_Given information_:

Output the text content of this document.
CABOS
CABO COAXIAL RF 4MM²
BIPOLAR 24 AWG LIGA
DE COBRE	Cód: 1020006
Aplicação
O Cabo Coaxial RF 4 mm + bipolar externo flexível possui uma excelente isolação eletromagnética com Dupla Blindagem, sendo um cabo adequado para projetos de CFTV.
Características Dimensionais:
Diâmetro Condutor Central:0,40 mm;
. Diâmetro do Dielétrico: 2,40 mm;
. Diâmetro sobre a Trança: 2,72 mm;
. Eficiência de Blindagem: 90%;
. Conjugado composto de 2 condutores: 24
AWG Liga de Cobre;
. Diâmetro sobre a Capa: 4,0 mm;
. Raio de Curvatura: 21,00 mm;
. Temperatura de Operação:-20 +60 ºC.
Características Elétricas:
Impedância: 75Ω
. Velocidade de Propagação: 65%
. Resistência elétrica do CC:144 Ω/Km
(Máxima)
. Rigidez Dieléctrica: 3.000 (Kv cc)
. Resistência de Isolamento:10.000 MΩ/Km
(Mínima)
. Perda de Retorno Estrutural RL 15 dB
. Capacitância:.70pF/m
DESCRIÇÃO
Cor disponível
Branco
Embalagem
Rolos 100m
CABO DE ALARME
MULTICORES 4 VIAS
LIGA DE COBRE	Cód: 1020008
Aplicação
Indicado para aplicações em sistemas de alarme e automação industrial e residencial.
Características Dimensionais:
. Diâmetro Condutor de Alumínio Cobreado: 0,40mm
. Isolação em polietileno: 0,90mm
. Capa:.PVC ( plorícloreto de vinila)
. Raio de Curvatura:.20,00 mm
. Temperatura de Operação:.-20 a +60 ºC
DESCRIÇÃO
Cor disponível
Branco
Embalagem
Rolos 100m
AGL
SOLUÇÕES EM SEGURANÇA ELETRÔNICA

_What this task involves_: Look through the records and gather each line with the word "Resistência".

_Written solution_:
. Resistência elétrica do CC:144 Ω/Km
. Resistência de Isolamento:10.000 MΩ/Km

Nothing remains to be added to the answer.